> [WHAT TO WORK ON]:
Please state how many lines in the entries below contain the string "region", with case counting, and give only the number.

> [DATA PROVIDED]:

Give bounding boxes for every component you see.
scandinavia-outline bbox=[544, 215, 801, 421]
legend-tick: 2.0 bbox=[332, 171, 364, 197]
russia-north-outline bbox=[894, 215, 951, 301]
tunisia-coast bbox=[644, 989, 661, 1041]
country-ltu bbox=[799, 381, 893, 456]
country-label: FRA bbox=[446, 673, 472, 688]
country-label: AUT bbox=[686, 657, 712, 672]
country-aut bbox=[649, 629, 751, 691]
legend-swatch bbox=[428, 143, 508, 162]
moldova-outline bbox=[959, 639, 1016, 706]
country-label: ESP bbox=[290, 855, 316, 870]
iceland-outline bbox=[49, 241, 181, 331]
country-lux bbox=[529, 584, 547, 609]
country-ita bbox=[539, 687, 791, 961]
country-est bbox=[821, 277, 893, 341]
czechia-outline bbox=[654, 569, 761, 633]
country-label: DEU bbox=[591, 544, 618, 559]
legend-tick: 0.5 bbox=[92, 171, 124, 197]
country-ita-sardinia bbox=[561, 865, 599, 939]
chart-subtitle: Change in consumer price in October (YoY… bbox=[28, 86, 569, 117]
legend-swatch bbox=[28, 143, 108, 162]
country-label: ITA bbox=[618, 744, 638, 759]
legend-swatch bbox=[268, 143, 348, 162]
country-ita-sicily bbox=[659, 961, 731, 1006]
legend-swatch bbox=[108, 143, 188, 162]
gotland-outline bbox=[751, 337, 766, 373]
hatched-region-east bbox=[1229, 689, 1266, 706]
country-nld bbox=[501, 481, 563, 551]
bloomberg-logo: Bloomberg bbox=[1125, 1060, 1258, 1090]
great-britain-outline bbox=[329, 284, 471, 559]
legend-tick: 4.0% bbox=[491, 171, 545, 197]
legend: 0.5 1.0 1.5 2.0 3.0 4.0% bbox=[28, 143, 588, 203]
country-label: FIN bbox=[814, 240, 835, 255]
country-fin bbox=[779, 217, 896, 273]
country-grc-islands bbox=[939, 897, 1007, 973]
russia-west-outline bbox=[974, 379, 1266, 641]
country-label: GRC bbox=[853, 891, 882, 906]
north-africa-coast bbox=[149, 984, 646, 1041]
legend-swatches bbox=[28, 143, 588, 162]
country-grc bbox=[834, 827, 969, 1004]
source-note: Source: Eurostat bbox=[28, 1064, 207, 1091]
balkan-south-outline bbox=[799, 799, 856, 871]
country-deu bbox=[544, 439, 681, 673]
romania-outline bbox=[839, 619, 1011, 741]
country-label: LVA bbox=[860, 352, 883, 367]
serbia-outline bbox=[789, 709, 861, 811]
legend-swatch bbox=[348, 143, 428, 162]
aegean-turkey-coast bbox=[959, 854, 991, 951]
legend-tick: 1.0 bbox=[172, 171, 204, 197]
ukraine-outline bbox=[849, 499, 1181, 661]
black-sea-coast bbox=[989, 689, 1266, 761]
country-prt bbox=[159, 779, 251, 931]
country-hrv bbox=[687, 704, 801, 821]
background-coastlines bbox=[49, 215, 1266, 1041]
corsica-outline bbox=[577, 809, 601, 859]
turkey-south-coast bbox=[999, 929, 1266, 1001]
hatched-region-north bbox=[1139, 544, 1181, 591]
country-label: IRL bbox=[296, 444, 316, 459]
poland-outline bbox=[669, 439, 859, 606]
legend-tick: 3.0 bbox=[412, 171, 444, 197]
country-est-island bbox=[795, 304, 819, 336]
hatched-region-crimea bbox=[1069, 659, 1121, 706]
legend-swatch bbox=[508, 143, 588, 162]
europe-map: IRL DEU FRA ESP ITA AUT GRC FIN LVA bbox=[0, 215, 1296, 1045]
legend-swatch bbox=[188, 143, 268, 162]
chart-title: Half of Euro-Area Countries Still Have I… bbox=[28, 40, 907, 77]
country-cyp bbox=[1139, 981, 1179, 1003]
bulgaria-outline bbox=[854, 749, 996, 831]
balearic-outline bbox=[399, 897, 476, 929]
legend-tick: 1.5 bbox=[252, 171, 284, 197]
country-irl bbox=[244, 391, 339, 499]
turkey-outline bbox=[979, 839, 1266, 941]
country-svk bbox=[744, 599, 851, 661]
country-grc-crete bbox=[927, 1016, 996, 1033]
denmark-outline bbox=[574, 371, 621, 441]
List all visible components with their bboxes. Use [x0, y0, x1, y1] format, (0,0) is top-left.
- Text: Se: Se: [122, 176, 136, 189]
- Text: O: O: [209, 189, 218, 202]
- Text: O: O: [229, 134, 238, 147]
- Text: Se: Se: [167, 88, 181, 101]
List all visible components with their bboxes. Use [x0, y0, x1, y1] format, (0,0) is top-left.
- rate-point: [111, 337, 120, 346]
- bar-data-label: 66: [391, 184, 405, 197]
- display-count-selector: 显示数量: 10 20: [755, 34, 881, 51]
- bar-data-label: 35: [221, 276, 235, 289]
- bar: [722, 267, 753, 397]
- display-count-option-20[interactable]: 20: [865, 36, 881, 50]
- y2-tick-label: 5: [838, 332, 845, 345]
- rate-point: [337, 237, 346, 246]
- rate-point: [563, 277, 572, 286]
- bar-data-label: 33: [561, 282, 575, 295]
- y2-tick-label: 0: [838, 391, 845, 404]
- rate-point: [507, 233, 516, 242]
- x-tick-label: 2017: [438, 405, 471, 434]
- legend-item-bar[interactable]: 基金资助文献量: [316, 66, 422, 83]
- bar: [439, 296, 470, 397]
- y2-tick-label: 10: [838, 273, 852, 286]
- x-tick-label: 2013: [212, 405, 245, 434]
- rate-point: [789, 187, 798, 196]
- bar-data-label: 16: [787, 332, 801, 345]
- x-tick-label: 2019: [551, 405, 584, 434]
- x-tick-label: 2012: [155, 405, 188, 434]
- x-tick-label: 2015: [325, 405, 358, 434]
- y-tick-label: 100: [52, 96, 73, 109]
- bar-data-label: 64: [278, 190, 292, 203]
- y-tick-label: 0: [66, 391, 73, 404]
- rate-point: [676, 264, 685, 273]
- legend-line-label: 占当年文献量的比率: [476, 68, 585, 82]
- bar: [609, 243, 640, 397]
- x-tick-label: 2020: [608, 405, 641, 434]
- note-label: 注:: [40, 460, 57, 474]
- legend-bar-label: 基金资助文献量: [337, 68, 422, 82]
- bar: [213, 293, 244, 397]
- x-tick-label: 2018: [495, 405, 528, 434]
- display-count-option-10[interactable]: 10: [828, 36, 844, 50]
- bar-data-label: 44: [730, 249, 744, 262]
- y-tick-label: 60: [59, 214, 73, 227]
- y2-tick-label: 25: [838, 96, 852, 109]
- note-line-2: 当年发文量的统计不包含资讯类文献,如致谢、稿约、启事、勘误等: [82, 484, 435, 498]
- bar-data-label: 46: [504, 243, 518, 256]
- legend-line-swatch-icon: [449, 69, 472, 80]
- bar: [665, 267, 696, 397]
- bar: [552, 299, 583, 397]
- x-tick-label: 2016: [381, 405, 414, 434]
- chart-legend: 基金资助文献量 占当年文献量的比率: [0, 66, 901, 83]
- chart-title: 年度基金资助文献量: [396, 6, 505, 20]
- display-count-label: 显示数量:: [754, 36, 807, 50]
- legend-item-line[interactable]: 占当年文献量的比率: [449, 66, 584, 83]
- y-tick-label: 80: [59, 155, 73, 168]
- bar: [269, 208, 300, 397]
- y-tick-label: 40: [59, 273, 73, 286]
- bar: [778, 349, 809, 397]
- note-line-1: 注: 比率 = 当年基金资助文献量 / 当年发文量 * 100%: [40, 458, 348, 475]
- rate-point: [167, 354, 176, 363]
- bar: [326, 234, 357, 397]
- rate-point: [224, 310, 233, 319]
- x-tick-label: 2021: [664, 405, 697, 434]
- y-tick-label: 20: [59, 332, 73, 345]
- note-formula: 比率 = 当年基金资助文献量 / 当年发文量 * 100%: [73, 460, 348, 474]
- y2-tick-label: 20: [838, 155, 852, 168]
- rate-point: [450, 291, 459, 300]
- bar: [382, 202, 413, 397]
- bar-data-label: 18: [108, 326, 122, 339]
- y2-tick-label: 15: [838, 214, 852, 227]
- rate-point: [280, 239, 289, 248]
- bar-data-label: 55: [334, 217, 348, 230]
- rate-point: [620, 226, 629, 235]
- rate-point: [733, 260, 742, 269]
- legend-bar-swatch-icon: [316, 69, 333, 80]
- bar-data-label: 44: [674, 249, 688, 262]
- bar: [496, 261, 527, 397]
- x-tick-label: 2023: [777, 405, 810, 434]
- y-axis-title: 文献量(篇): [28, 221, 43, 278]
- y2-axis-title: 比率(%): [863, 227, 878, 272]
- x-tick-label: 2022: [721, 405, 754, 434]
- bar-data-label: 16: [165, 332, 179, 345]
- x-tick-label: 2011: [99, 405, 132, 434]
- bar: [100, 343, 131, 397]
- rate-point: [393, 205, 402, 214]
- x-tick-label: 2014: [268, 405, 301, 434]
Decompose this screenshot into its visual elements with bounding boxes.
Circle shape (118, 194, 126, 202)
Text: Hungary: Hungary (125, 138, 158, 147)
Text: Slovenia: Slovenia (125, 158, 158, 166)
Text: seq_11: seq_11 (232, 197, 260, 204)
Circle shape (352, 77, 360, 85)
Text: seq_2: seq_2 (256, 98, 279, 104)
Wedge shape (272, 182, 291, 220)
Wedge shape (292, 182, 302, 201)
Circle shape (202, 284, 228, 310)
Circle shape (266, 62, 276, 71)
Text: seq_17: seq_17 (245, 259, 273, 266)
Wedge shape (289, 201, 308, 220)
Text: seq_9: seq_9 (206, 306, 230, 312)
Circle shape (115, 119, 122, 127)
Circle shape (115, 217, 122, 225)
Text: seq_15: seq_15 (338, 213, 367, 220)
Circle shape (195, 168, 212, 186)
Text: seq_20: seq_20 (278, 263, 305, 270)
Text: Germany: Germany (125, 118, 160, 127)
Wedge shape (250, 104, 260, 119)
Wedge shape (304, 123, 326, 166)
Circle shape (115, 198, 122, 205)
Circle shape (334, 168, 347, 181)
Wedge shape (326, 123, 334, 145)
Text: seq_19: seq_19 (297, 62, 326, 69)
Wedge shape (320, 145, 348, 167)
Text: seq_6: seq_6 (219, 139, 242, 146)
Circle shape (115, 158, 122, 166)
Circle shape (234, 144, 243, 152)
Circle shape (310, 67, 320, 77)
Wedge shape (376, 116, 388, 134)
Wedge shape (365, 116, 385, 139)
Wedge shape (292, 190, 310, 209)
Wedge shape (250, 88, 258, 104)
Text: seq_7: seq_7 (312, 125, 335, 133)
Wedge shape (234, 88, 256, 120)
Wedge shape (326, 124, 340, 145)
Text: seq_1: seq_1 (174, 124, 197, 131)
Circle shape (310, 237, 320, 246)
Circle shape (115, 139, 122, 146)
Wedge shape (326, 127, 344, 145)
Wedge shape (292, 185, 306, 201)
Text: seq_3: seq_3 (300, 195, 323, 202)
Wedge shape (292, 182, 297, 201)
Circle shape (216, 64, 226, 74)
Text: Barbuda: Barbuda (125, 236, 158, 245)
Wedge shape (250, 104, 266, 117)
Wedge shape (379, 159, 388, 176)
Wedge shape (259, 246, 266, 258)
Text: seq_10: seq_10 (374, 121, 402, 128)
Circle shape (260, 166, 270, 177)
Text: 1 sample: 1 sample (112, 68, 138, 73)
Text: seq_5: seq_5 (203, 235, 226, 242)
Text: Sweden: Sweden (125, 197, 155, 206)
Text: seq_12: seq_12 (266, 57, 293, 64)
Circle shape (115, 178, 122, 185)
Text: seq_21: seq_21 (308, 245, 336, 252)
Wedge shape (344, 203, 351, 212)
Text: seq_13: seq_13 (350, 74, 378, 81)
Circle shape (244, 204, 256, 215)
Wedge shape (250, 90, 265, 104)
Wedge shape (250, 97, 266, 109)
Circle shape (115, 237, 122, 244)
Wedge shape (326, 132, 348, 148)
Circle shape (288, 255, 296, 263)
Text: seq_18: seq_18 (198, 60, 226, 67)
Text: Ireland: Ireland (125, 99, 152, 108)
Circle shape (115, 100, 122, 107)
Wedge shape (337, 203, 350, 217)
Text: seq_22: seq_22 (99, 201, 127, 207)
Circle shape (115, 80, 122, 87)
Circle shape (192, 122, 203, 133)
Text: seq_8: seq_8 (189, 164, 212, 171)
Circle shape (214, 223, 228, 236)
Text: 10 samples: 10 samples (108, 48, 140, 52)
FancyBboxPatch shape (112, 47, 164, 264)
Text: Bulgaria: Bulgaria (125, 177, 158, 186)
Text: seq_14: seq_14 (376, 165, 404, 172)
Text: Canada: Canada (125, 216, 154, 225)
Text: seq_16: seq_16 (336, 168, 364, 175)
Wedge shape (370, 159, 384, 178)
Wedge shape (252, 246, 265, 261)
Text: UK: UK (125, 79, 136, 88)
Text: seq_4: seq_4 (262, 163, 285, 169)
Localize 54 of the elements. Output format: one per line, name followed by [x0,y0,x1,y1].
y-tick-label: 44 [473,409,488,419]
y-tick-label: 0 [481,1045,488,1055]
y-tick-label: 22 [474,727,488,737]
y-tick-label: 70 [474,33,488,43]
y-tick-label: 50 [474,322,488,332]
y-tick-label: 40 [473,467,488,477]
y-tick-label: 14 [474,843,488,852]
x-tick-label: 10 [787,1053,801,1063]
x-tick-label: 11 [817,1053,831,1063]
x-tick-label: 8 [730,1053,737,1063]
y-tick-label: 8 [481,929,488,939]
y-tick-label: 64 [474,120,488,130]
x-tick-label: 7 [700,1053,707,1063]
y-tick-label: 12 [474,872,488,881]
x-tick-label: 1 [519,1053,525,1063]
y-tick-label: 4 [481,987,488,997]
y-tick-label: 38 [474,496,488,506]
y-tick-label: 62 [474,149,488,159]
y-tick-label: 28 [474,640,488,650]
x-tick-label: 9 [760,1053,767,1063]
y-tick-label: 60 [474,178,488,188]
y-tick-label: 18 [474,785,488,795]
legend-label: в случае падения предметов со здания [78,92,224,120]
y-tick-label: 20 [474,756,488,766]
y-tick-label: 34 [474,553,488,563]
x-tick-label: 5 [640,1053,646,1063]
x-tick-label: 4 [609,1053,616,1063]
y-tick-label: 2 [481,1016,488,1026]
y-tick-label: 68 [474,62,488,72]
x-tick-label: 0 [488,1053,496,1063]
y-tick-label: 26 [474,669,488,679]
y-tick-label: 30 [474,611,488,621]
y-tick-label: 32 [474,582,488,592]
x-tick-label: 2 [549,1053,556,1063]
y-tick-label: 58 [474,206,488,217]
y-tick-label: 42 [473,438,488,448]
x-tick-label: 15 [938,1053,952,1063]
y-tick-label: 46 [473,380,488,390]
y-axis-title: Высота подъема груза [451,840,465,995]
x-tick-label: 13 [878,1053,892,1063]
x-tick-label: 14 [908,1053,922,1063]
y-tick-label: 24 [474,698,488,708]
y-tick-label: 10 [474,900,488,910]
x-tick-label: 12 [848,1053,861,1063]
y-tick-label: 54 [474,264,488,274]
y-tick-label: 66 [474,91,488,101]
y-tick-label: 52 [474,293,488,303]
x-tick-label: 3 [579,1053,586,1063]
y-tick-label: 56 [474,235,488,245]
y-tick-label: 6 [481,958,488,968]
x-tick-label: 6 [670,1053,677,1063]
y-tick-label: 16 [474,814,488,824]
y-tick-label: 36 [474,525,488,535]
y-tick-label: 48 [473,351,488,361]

> [RESULT OF THE TASK]:
3